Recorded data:

start

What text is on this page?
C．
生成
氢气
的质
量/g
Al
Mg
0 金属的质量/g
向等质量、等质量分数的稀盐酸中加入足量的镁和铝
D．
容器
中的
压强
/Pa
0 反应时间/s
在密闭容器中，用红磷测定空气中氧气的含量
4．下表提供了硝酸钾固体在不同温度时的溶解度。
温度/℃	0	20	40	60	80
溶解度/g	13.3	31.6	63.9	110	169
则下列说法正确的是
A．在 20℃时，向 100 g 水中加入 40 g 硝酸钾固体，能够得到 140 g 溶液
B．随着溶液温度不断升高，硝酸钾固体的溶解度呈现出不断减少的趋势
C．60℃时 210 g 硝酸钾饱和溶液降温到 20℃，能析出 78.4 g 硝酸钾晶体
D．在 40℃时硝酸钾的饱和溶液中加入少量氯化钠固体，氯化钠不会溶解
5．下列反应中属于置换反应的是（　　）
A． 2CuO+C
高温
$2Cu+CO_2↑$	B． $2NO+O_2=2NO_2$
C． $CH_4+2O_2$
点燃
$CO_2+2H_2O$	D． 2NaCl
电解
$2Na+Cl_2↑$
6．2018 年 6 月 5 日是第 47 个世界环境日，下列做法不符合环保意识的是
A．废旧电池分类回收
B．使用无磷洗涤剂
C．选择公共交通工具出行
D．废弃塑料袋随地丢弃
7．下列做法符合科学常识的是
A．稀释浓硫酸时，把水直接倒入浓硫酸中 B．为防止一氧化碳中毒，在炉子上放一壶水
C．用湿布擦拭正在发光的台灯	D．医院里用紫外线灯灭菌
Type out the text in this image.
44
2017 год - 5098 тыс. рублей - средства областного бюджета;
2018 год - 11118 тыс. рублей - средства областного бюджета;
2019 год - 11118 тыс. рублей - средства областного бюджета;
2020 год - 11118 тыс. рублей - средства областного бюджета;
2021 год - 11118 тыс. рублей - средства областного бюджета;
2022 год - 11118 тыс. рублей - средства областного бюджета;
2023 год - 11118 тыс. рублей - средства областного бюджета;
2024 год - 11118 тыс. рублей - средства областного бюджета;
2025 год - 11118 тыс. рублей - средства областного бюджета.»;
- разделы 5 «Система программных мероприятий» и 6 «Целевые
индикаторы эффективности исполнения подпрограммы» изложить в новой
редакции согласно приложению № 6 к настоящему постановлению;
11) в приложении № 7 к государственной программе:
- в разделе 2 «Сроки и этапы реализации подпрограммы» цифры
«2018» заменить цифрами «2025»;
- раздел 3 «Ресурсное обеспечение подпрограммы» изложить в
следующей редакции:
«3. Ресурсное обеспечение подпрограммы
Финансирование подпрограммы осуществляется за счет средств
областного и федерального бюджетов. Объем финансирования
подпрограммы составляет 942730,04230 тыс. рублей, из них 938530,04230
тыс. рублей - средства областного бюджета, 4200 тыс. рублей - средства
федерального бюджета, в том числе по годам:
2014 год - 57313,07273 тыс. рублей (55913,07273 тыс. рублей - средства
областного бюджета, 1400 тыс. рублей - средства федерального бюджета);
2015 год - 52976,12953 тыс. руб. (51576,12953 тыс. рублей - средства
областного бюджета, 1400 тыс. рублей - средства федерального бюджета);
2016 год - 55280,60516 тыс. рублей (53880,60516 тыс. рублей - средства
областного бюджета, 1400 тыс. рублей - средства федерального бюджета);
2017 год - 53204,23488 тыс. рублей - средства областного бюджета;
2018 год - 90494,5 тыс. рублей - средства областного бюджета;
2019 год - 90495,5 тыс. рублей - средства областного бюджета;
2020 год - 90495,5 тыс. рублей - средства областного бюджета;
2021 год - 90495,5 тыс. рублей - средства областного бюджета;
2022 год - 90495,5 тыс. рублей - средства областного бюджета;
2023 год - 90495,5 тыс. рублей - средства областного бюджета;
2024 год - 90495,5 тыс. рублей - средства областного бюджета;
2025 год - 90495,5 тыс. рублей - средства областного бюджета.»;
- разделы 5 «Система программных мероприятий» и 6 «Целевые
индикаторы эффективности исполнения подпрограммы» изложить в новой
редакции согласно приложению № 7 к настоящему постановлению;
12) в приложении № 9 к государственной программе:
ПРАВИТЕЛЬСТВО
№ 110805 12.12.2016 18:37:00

end

WRITTEN INSTRUCTION: Give the material above again, word for word.

ANSWER BELOW:
What text is on this page?
C．
生成
氢气
的质
量/g
Al
Mg
0 金属的质量/g
向等质量、等质量分数的稀盐酸中加入足量的镁和铝
D．
容器
中的
压强
/Pa
0 反应时间/s
在密闭容器中，用红磷测定空气中氧气的含量
4．下表提供了硝酸钾固体在不同温度时的溶解度。
温度/℃	0	20	40	60	80
溶解度/g	13.3	31.6	63.9	110	169
则下列说法正确的是
A．在 20℃时，向 100 g 水中加入 40 g 硝酸钾固体，能够得到 140 g 溶液
B．随着溶液温度不断升高，硝酸钾固体的溶解度呈现出不断减少的趋势
C．60℃时 210 g 硝酸钾饱和溶液降温到 20℃，能析出 78.4 g 硝酸钾晶体
D．在 40℃时硝酸钾的饱和溶液中加入少量氯化钠固体，氯化钠不会溶解
5．下列反应中属于置换反应的是（　　）
A． 2CuO+C
高温
$2Cu+CO_2↑$	B． $2NO+O_2=2NO_2$
C． $CH_4+2O_2$
点燃
$CO_2+2H_2O$	D． 2NaCl
电解
$2Na+Cl_2↑$
6．2018 年 6 月 5 日是第 47 个世界环境日，下列做法不符合环保意识的是
A．废旧电池分类回收
B．使用无磷洗涤剂
C．选择公共交通工具出行
D．废弃塑料袋随地丢弃
7．下列做法符合科学常识的是
A．稀释浓硫酸时，把水直接倒入浓硫酸中 B．为防止一氧化碳中毒，在炉子上放一壶水
C．用湿布擦拭正在发光的台灯	D．医院里用紫外线灯灭菌
Type out the text in this image.
44
2017 год - 5098 тыс. рублей - средства областного бюджета;
2018 год - 11118 тыс. рублей - средства областного бюджета;
2019 год - 11118 тыс. рублей - средства областного бюджета;
2020 год - 11118 тыс. рублей - средства областного бюджета;
2021 год - 11118 тыс. рублей - средства областного бюджета;
2022 год - 11118 тыс. рублей - средства областного бюджета;
2023 год - 11118 тыс. рублей - средства областного бюджета;
2024 год - 11118 тыс. рублей - средства областного бюджета;
2025 год - 11118 тыс. рублей - средства областного бюджета.»;
- разделы 5 «Система программных мероприятий» и 6 «Целевые
индикаторы эффективности исполнения подпрограммы» изложить в новой
редакции согласно приложению № 6 к настоящему постановлению;
11) в приложении № 7 к государственной программе:
- в разделе 2 «Сроки и этапы реализации подпрограммы» цифры
«2018» заменить цифрами «2025»;
- раздел 3 «Ресурсное обеспечение подпрограммы» изложить в
следующей редакции:
«3. Ресурсное обеспечение подпрограммы
Финансирование подпрограммы осуществляется за счет средств
областного и федерального бюджетов. Объем финансирования
подпрограммы составляет 942730,04230 тыс. рублей, из них 938530,04230
тыс. рублей - средства областного бюджета, 4200 тыс. рублей - средства
федерального бюджета, в том числе по годам:
2014 год - 57313,07273 тыс. рублей (55913,07273 тыс. рублей - средства
областного бюджета, 1400 тыс. рублей - средства федерального бюджета);
2015 год - 52976,12953 тыс. руб. (51576,12953 тыс. рублей - средства
областного бюджета, 1400 тыс. рублей - средства федерального бюджета);
2016 год - 55280,60516 тыс. рублей (53880,60516 тыс. рублей - средства
областного бюджета, 1400 тыс. рублей - средства федерального бюджета);
2017 год - 53204,23488 тыс. рублей - средства областного бюджета;
2018 год - 90494,5 тыс. рублей - средства областного бюджета;
2019 год - 90495,5 тыс. рублей - средства областного бюджета;
2020 год - 90495,5 тыс. рублей - средства областного бюджета;
2021 год - 90495,5 тыс. рублей - средства областного бюджета;
2022 год - 90495,5 тыс. рублей - средства областного бюджета;
2023 год - 90495,5 тыс. рублей - средства областного бюджета;
2024 год - 90495,5 тыс. рублей - средства областного бюджета;
2025 год - 90495,5 тыс. рублей - средства областного бюджета.»;
- разделы 5 «Система программных мероприятий» и 6 «Целевые
индикаторы эффективности исполнения подпрограммы» изложить в новой
редакции согласно приложению № 7 к настоящему постановлению;
12) в приложении № 9 к государственной программе:
ПРАВИТЕЛЬСТВО
№ 110805 12.12.2016 18:37:00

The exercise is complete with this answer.